## DATA LISTING
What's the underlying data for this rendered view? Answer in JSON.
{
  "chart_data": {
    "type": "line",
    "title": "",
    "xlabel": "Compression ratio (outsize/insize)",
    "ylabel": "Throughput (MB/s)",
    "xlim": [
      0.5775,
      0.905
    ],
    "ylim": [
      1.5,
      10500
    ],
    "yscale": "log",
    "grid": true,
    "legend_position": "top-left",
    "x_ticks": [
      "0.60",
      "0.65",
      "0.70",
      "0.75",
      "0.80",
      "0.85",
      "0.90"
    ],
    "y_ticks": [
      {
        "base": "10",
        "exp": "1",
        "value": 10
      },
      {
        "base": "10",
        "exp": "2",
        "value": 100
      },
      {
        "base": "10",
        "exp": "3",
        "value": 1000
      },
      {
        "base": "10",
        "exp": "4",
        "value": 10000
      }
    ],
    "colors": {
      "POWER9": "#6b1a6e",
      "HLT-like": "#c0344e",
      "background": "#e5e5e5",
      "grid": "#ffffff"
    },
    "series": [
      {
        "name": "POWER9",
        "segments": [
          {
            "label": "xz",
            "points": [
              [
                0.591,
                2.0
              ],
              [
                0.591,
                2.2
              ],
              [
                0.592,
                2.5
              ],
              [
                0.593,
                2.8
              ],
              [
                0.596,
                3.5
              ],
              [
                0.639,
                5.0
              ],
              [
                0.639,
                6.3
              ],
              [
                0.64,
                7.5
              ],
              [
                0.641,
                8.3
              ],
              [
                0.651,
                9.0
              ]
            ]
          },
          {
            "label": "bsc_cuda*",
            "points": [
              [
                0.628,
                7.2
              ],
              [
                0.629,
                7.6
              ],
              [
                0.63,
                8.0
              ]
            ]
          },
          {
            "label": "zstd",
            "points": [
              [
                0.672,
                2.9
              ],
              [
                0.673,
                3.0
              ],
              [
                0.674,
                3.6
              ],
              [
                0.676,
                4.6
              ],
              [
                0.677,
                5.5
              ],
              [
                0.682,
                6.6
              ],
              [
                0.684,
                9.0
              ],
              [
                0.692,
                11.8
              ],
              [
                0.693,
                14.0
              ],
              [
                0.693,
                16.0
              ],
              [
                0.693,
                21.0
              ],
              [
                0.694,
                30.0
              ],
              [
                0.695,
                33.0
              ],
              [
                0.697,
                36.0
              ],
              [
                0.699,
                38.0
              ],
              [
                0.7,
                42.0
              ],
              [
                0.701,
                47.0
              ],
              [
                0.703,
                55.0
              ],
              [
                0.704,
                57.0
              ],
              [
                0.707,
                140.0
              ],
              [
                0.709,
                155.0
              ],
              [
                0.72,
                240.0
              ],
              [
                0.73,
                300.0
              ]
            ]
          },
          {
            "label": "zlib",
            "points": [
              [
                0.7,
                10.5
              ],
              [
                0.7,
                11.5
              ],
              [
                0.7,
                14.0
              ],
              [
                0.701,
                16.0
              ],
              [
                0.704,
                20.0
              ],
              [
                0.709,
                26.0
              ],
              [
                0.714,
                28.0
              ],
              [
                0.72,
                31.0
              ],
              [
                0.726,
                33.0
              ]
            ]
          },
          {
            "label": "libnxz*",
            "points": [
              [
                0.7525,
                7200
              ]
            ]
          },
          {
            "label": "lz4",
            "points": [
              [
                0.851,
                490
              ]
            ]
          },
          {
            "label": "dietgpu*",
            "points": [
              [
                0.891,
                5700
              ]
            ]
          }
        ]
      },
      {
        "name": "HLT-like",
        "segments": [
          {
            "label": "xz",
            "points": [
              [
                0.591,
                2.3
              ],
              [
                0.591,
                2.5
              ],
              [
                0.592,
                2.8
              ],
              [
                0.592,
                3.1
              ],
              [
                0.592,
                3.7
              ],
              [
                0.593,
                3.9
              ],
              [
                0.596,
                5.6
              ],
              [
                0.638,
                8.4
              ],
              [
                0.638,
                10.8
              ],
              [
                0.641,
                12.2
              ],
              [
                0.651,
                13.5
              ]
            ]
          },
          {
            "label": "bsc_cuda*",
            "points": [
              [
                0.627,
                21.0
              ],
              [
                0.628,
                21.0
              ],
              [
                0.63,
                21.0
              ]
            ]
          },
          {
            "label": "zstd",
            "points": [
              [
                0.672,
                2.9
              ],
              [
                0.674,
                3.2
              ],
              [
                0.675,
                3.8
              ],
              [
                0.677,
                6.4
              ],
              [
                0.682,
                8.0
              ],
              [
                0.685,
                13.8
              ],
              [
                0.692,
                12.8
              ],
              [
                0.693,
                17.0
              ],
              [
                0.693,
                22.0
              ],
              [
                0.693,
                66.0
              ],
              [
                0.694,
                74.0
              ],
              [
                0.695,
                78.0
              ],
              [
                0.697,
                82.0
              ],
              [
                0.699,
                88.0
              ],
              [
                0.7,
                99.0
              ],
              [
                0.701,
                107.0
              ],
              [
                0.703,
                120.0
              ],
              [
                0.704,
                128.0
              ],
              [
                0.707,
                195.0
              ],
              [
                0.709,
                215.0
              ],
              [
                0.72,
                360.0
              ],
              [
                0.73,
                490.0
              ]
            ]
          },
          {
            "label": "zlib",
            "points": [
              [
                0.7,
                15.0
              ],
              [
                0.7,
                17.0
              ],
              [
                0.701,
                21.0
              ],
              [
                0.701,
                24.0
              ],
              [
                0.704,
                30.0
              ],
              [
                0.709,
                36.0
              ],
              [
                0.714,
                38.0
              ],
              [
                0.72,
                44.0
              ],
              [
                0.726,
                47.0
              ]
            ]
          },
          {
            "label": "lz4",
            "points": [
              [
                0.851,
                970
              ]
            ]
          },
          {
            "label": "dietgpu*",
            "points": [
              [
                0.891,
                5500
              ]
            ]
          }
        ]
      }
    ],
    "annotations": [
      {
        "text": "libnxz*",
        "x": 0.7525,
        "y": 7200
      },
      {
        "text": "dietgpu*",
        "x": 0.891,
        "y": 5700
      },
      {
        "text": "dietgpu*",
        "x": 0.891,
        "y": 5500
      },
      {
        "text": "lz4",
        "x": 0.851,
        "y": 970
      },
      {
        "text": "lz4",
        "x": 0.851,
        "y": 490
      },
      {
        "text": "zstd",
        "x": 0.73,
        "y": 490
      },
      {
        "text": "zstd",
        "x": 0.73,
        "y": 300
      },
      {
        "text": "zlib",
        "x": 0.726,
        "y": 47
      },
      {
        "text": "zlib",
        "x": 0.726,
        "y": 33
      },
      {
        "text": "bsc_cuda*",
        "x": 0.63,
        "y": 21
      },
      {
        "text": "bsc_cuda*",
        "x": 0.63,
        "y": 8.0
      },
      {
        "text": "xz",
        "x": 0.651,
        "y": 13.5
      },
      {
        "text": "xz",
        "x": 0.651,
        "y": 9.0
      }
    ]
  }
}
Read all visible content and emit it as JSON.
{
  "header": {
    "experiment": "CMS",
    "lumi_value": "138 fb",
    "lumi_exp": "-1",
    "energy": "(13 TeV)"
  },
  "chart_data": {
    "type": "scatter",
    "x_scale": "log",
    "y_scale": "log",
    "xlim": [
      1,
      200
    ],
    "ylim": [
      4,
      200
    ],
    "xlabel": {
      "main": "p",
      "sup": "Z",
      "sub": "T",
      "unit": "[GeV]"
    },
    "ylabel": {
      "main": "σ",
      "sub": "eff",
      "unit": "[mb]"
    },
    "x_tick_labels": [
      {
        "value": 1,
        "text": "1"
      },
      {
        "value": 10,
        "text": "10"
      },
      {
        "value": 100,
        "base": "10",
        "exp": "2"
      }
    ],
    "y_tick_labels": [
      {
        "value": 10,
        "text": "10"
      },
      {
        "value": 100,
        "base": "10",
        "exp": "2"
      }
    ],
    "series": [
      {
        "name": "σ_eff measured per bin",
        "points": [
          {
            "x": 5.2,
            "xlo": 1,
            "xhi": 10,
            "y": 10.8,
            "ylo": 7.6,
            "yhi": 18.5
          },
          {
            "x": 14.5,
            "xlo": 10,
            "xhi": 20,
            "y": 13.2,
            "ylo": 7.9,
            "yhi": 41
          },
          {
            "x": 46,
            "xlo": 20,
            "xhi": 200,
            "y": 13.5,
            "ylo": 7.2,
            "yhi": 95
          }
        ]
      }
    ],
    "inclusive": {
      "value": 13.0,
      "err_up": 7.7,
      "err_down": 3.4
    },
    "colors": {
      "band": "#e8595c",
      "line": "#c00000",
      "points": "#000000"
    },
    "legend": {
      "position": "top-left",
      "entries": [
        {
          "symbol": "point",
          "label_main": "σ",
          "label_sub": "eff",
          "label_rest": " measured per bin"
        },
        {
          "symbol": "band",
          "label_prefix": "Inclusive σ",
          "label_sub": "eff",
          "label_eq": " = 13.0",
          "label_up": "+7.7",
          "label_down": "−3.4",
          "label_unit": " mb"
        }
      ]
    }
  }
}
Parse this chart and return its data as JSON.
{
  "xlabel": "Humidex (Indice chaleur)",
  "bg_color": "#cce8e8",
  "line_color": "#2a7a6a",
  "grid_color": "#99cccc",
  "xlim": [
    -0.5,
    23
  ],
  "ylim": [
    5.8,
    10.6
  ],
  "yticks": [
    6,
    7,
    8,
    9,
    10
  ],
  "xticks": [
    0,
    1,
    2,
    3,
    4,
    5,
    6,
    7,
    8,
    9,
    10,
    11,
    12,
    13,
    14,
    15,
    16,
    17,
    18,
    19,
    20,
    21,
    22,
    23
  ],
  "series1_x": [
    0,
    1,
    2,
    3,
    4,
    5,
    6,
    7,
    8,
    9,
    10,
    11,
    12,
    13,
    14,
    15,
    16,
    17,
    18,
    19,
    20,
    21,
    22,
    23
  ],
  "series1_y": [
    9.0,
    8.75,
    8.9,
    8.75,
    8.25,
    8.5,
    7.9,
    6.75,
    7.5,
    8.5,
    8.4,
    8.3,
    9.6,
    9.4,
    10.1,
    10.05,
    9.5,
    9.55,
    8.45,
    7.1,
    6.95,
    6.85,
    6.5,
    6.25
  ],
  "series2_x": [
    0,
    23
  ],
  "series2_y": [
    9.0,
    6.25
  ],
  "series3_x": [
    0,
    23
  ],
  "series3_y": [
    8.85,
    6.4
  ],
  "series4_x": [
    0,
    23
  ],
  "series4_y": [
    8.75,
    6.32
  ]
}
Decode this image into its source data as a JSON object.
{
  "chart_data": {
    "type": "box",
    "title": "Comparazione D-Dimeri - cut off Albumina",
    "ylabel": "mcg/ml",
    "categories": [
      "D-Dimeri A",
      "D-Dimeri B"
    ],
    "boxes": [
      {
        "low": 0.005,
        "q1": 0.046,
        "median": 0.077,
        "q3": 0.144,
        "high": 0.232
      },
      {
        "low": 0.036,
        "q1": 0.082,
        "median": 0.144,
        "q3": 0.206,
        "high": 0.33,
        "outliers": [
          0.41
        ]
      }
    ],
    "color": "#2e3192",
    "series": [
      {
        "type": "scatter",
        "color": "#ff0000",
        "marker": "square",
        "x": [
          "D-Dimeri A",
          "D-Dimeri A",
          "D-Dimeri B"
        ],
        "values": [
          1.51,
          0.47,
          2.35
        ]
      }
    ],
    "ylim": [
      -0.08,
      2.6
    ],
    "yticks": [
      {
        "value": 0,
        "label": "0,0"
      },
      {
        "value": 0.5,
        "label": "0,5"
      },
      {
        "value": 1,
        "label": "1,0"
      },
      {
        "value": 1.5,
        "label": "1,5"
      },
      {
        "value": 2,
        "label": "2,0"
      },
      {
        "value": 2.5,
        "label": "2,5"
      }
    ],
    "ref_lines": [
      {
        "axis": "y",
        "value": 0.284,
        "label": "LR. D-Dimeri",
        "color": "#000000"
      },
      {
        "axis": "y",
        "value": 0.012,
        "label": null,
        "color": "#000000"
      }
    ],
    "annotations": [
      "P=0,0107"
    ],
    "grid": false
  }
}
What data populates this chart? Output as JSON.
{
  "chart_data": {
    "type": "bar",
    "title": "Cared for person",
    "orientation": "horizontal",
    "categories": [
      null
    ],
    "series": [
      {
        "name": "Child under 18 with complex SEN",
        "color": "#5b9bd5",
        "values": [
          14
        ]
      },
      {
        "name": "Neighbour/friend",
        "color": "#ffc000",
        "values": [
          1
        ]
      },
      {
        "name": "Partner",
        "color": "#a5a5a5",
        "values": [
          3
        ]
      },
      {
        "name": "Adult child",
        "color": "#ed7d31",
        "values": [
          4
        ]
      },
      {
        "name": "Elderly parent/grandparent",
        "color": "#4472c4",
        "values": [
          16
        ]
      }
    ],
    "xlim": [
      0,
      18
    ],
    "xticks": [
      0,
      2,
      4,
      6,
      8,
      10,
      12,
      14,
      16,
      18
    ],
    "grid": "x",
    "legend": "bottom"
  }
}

## TASK TO COMPLETE
Write down only how many lines in the listing contain the word "left".

## FULL SOLUTION
2